## Entries supplied
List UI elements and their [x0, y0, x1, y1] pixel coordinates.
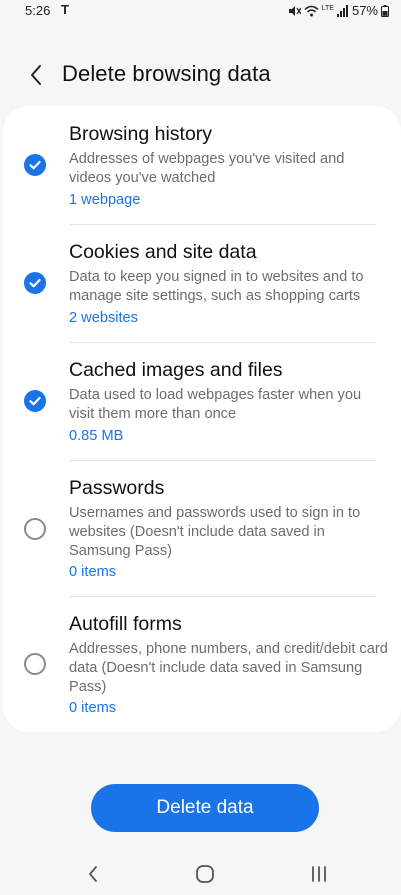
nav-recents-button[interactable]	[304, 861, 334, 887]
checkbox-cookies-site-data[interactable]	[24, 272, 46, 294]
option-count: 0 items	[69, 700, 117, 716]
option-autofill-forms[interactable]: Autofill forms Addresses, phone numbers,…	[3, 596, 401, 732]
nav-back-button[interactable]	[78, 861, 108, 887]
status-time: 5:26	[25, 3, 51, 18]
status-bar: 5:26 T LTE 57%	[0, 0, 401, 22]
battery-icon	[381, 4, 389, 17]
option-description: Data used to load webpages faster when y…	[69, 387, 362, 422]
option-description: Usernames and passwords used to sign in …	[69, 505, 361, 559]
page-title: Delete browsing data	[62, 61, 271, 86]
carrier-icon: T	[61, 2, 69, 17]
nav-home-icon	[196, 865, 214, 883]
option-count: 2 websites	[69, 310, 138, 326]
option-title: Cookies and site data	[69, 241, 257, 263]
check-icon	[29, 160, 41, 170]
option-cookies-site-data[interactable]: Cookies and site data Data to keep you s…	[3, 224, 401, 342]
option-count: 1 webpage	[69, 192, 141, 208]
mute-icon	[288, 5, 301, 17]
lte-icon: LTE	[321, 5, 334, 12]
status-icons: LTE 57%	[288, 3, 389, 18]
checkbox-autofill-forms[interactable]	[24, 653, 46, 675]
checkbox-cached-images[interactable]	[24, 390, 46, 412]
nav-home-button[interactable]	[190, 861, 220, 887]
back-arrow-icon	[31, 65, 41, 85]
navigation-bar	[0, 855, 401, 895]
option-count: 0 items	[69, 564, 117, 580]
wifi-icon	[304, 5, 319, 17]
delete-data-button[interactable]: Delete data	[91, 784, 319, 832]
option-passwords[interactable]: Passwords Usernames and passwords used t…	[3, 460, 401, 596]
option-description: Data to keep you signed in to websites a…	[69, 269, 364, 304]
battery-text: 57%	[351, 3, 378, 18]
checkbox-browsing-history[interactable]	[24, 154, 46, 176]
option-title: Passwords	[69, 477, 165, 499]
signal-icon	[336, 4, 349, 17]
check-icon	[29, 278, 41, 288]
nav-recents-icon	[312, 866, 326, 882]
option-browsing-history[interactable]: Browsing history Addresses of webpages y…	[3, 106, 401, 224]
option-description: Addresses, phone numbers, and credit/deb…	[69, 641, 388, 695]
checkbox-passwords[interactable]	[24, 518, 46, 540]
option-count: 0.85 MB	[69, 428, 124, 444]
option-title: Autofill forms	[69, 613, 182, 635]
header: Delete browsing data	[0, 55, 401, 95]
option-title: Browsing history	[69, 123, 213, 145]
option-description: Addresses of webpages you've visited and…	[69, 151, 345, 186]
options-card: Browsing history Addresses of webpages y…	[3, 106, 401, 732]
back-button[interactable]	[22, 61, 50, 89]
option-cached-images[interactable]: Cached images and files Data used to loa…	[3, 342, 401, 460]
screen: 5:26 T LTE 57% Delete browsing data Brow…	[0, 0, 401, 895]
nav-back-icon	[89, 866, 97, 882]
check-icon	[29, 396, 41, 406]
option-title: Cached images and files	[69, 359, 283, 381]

## Exercise requirements
Print, unchanged, the lines of the items that lie between the line holding "861, 334, 887]" and the line holding "653, 46, 675]", including both of those lines.

## Answer to the exercise
nav-recents-button[interactable]	[304, 861, 334, 887]
checkbox-cookies-site-data[interactable]	[24, 272, 46, 294]
option-count: 0 items	[69, 700, 117, 716]
option-autofill-forms[interactable]: Autofill forms Addresses, phone numbers,…	[3, 596, 401, 732]
nav-back-button[interactable]	[78, 861, 108, 887]
status-time: 5:26	[25, 3, 51, 18]
status-bar: 5:26 T LTE 57%	[0, 0, 401, 22]
battery-icon	[381, 4, 389, 17]
option-description: Data used to load webpages faster when y…	[69, 387, 362, 422]
option-description: Usernames and passwords used to sign in …	[69, 505, 361, 559]
page-title: Delete browsing data	[62, 61, 271, 86]
carrier-icon: T	[61, 2, 69, 17]
nav-home-icon	[196, 865, 214, 883]
option-count: 2 websites	[69, 310, 138, 326]
option-title: Cookies and site data	[69, 241, 257, 263]
check-icon	[29, 160, 41, 170]
option-cookies-site-data[interactable]: Cookies and site data Data to keep you s…	[3, 224, 401, 342]
option-count: 1 webpage	[69, 192, 141, 208]
mute-icon	[288, 5, 301, 17]
lte-icon: LTE	[321, 5, 334, 12]
status-icons: LTE 57%	[288, 3, 389, 18]
checkbox-autofill-forms[interactable]	[24, 653, 46, 675]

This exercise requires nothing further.